Extracted records
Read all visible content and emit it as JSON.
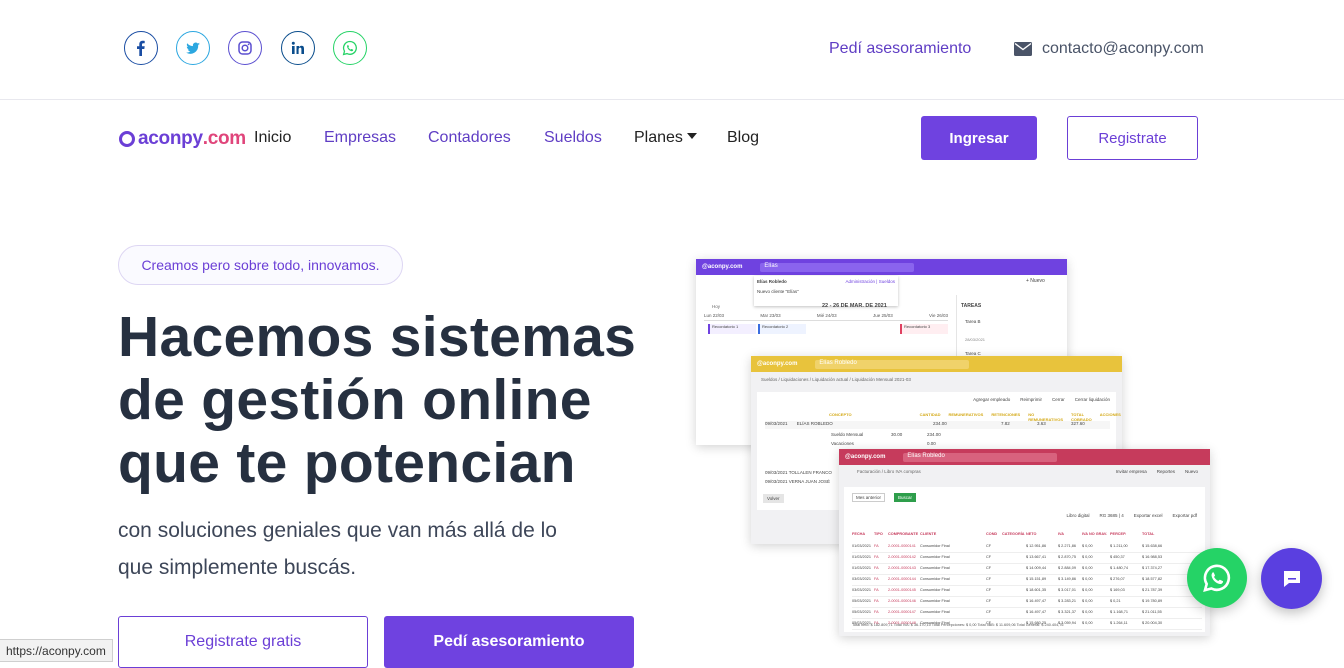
{
  "social": [
    {
      "name": "facebook",
      "icon": "facebook-icon",
      "color": "#1877f2"
    },
    {
      "name": "twitter",
      "icon": "twitter-icon",
      "color": "#1da1f2"
    },
    {
      "name": "instagram",
      "icon": "instagram-icon",
      "color": "#5b4fd0"
    },
    {
      "name": "linkedin",
      "icon": "linkedin-icon",
      "color": "#0a66c2"
    },
    {
      "name": "whatsapp",
      "icon": "whatsapp-icon",
      "color": "#25d366"
    }
  ],
  "topbar": {
    "advice_link": "Pedí asesoramiento",
    "email": "contacto@aconpy.com",
    "email_icon": "envelope-icon"
  },
  "logo": {
    "name": "aconpy",
    "domain": ".com"
  },
  "nav": {
    "items": [
      "Inicio",
      "Empresas",
      "Contadores",
      "Sueldos",
      "Planes",
      "Blog"
    ],
    "login": "Ingresar",
    "register": "Registrate"
  },
  "hero": {
    "tagline": "Creamos pero sobre todo, innovamos.",
    "title_lines": [
      "Hacemos sistemas",
      "de gestión online",
      "que te potencian"
    ],
    "subtitle_lines": [
      "con soluciones geniales que van más allá de lo",
      "que simplemente buscás."
    ],
    "cta_primary": "Registrate gratis",
    "cta_secondary": "Pedí asesoramiento"
  },
  "mockups": {
    "calendar": {
      "brand": "@aconpy.com",
      "search": "Elías",
      "title": "22 - 26 DE MAR. DE 2021",
      "tasks_header": "TAREAS",
      "new_label": "+ Nuevo",
      "result_name": "Elías Robledo",
      "result_meta": "Administración | Sueldos",
      "new_client": "Nuevo cliente \"Elías\"",
      "today": "Hoy",
      "days": [
        "Lun 22/03",
        "Mar 23/03",
        "Mié 24/03",
        "Jue 25/03",
        "Vie 26/03"
      ],
      "events": [
        "Recordatorio 1",
        "Recordatorio 2",
        "Recordatorio 3"
      ],
      "tasks": [
        "Tarea B",
        "Tarea C"
      ],
      "task_date": "28/03/2021"
    },
    "payroll": {
      "brand": "@aconpy.com",
      "search": "Elías Robledo",
      "breadcrumb": "Sueldos / Liquidaciones / Liquidación actual / Liquidación Mensual 2021-03",
      "actions": [
        "Agregar empleado",
        "Reimprimir",
        "Cerrar",
        "Cerrar liquidación"
      ],
      "columns": [
        "CONCEPTO",
        "CANTIDAD",
        "REMUNERATIVOS",
        "RETENCIONES",
        "NO REMUNERATIVOS",
        "TOTAL COBRADO",
        "ACCIONES"
      ],
      "employee_row": {
        "date": "09/03/2021",
        "name": "ELÍAS ROBLEDO",
        "values": [
          "234.00",
          "7.82",
          "3.63",
          "327.60"
        ]
      },
      "concepts": [
        {
          "name": "Sueldo Mensual",
          "qty": "30.00",
          "amount": "234.00"
        },
        {
          "name": "Vacaciones",
          "qty": "",
          "amount": "0.00"
        }
      ],
      "other_rows": [
        {
          "date": "09/03/2021",
          "name": "TOLLALEN FRANCO"
        },
        {
          "date": "09/03/2021",
          "name": "VERNA JUAN JOSÉ"
        }
      ],
      "footer_button": "Volver"
    },
    "invoices": {
      "brand": "@aconpy.com",
      "search": "Elías Robledo",
      "breadcrumb": "Facturación / Libro IVA compras",
      "actions": [
        "Invitar empresa",
        "Reportes",
        "Nuevo"
      ],
      "filter_label": "Mes anterior",
      "filter_button": "Buscar",
      "selects": [
        "Libro digital",
        "RG 3685 | 4",
        "Exportar excel",
        "Exportar pdf"
      ],
      "columns": [
        "FECHA",
        "TIPO",
        "COMPROBANTE",
        "CLIENTE",
        "COND",
        "CATEGORÍA",
        "NETO",
        "IVA",
        "IVA NO GRAV.",
        "PERCEP.",
        "TOTAL"
      ],
      "rows": [
        [
          "01/03/2021",
          "FA",
          "2-0001-0000141",
          "Consumidor Final",
          "CF",
          "",
          "$ 12.951,86",
          "$ 2.271,86",
          "$ 0,00",
          "$ 1.211,00",
          "$ 15.638,66"
        ],
        [
          "01/03/2021",
          "FA",
          "2-0001-0000142",
          "Consumidor Final",
          "CF",
          "",
          "$ 13.667,41",
          "$ 2.870,75",
          "$ 0,00",
          "$ 450,37",
          "$ 16.988,53"
        ],
        [
          "01/03/2021",
          "FA",
          "2-0001-0000143",
          "Consumidor Final",
          "CF",
          "",
          "$ 14.009,44",
          "$ 2.884,09",
          "$ 0,00",
          "$ 1.480,74",
          "$ 17.374,27"
        ],
        [
          "03/03/2021",
          "FA",
          "2-0001-0000144",
          "Consumidor Final",
          "CF",
          "",
          "$ 15.151,89",
          "$ 3.149,86",
          "$ 0,00",
          "$ 276,07",
          "$ 18.577,82"
        ],
        [
          "03/03/2021",
          "FA",
          "2-0001-0000145",
          "Consumidor Final",
          "CF",
          "",
          "$ 18.601,35",
          "$ 3.017,01",
          "$ 0,00",
          "$ 169,03",
          "$ 21.787,39"
        ],
        [
          "05/03/2021",
          "FA",
          "2-0001-0000146",
          "Consumidor Final",
          "CF",
          "",
          "$ 16.497,47",
          "$ 3.283,21",
          "$ 0,00",
          "$ 0,21",
          "$ 19.780,89"
        ],
        [
          "05/03/2021",
          "FA",
          "2-0001-0000147",
          "Consumidor Final",
          "CF",
          "",
          "$ 16.497,47",
          "$ 3.321,37",
          "$ 0,00",
          "$ 1.168,71",
          "$ 21.011,55"
        ],
        [
          "05/03/2021",
          "FA",
          "2-0001-0000148",
          "Consumidor Final",
          "CF",
          "",
          "$ 15.680,25",
          "$ 3.059,94",
          "$ 0,00",
          "$ 1.264,11",
          "$ 20.004,30"
        ]
      ],
      "totals": "Total neto: $ 182.809,71   Total IVA: $ 36.170,10   Total Percepciones: $ 0,00   Total IIBB: $ 11.609,06   Total General: $ 240.404,76"
    }
  },
  "status_url": "https://aconpy.com",
  "fabs": {
    "whatsapp": "whatsapp-icon",
    "chat": "chat-icon"
  },
  "colors": {
    "primary": "#6f42e0",
    "text": "#263040",
    "payroll_bar": "#e8c33c",
    "invoices_bar": "#c63b5c",
    "calendar_bar": "#6f42e0",
    "whatsapp": "#25d366"
  }
}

* _WHAT IS BEING ASKED_
Return each line exactly as written. Any picture gets left out.

* _RESULT FOR THIS TASK_
Read all visible content and emit it as JSON.
{
  "social": [
    {
      "name": "facebook",
      "icon": "facebook-icon",
      "color": "#1877f2"
    },
    {
      "name": "twitter",
      "icon": "twitter-icon",
      "color": "#1da1f2"
    },
    {
      "name": "instagram",
      "icon": "instagram-icon",
      "color": "#5b4fd0"
    },
    {
      "name": "linkedin",
      "icon": "linkedin-icon",
      "color": "#0a66c2"
    },
    {
      "name": "whatsapp",
      "icon": "whatsapp-icon",
      "color": "#25d366"
    }
  ],
  "topbar": {
    "advice_link": "Pedí asesoramiento",
    "email": "contacto@aconpy.com",
    "email_icon": "envelope-icon"
  },
  "logo": {
    "name": "aconpy",
    "domain": ".com"
  },
  "nav": {
    "items": [
      "Inicio",
      "Empresas",
      "Contadores",
      "Sueldos",
      "Planes",
      "Blog"
    ],
    "login": "Ingresar",
    "register": "Registrate"
  },
  "hero": {
    "tagline": "Creamos pero sobre todo, innovamos.",
    "title_lines": [
      "Hacemos sistemas",
      "de gestión online",
      "que te potencian"
    ],
    "subtitle_lines": [
      "con soluciones geniales que van más allá de lo",
      "que simplemente buscás."
    ],
    "cta_primary": "Registrate gratis",
    "cta_secondary": "Pedí asesoramiento"
  },
  "mockups": {
    "calendar": {
      "brand": "@aconpy.com",
      "search": "Elías",
      "title": "22 - 26 DE MAR. DE 2021",
      "tasks_header": "TAREAS",
      "new_label": "+ Nuevo",
      "result_name": "Elías Robledo",
      "result_meta": "Administración | Sueldos",
      "new_client": "Nuevo cliente \"Elías\"",
      "today": "Hoy",
      "days": [
        "Lun 22/03",
        "Mar 23/03",
        "Mié 24/03",
        "Jue 25/03",
        "Vie 26/03"
      ],
      "events": [
        "Recordatorio 1",
        "Recordatorio 2",
        "Recordatorio 3"
      ],
      "tasks": [
        "Tarea B",
        "Tarea C"
      ],
      "task_date": "28/03/2021"
    },
    "payroll": {
      "brand": "@aconpy.com",
      "search": "Elías Robledo",
      "breadcrumb": "Sueldos / Liquidaciones / Liquidación actual / Liquidación Mensual 2021-03",
      "actions": [
        "Agregar empleado",
        "Reimprimir",
        "Cerrar",
        "Cerrar liquidación"
      ],
      "columns": [
        "CONCEPTO",
        "CANTIDAD",
        "REMUNERATIVOS",
        "RETENCIONES",
        "NO REMUNERATIVOS",
        "TOTAL COBRADO",
        "ACCIONES"
      ],
      "employee_row": {
        "date": "09/03/2021",
        "name": "ELÍAS ROBLEDO",
        "values": [
          "234.00",
          "7.82",
          "3.63",
          "327.60"
        ]
      },
      "concepts": [
        {
          "name": "Sueldo Mensual",
          "qty": "30.00",
          "amount": "234.00"
        },
        {
          "name": "Vacaciones",
          "qty": "",
          "amount": "0.00"
        }
      ],
      "other_rows": [
        {
          "date": "09/03/2021",
          "name": "TOLLALEN FRANCO"
        },
        {
          "date": "09/03/2021",
          "name": "VERNA JUAN JOSÉ"
        }
      ],
      "footer_button": "Volver"
    },
    "invoices": {
      "brand": "@aconpy.com",
      "search": "Elías Robledo",
      "breadcrumb": "Facturación / Libro IVA compras",
      "actions": [
        "Invitar empresa",
        "Reportes",
        "Nuevo"
      ],
      "filter_label": "Mes anterior",
      "filter_button": "Buscar",
      "selects": [
        "Libro digital",
        "RG 3685 | 4",
        "Exportar excel",
        "Exportar pdf"
      ],
      "columns": [
        "FECHA",
        "TIPO",
        "COMPROBANTE",
        "CLIENTE",
        "COND",
        "CATEGORÍA",
        "NETO",
        "IVA",
        "IVA NO GRAV.",
        "PERCEP.",
        "TOTAL"
      ],
      "rows": [
        [
          "01/03/2021",
          "FA",
          "2-0001-0000141",
          "Consumidor Final",
          "CF",
          "",
          "$ 12.951,86",
          "$ 2.271,86",
          "$ 0,00",
          "$ 1.211,00",
          "$ 15.638,66"
        ],
        [
          "01/03/2021",
          "FA",
          "2-0001-0000142",
          "Consumidor Final",
          "CF",
          "",
          "$ 13.667,41",
          "$ 2.870,75",
          "$ 0,00",
          "$ 450,37",
          "$ 16.988,53"
        ],
        [
          "01/03/2021",
          "FA",
          "2-0001-0000143",
          "Consumidor Final",
          "CF",
          "",
          "$ 14.009,44",
          "$ 2.884,09",
          "$ 0,00",
          "$ 1.480,74",
          "$ 17.374,27"
        ],
        [
          "03/03/2021",
          "FA",
          "2-0001-0000144",
          "Consumidor Final",
          "CF",
          "",
          "$ 15.151,89",
          "$ 3.149,86",
          "$ 0,00",
          "$ 276,07",
          "$ 18.577,82"
        ],
        [
          "03/03/2021",
          "FA",
          "2-0001-0000145",
          "Consumidor Final",
          "CF",
          "",
          "$ 18.601,35",
          "$ 3.017,01",
          "$ 0,00",
          "$ 169,03",
          "$ 21.787,39"
        ],
        [
          "05/03/2021",
          "FA",
          "2-0001-0000146",
          "Consumidor Final",
          "CF",
          "",
          "$ 16.497,47",
          "$ 3.283,21",
          "$ 0,00",
          "$ 0,21",
          "$ 19.780,89"
        ],
        [
          "05/03/2021",
          "FA",
          "2-0001-0000147",
          "Consumidor Final",
          "CF",
          "",
          "$ 16.497,47",
          "$ 3.321,37",
          "$ 0,00",
          "$ 1.168,71",
          "$ 21.011,55"
        ],
        [
          "05/03/2021",
          "FA",
          "2-0001-0000148",
          "Consumidor Final",
          "CF",
          "",
          "$ 15.680,25",
          "$ 3.059,94",
          "$ 0,00",
          "$ 1.264,11",
          "$ 20.004,30"
        ]
      ],
      "totals": "Total neto: $ 182.809,71   Total IVA: $ 36.170,10   Total Percepciones: $ 0,00   Total IIBB: $ 11.609,06   Total General: $ 240.404,76"
    }
  },
  "status_url": "https://aconpy.com",
  "fabs": {
    "whatsapp": "whatsapp-icon",
    "chat": "chat-icon"
  },
  "colors": {
    "primary": "#6f42e0",
    "text": "#263040",
    "payroll_bar": "#e8c33c",
    "invoices_bar": "#c63b5c",
    "calendar_bar": "#6f42e0",
    "whatsapp": "#25d366"
  }
}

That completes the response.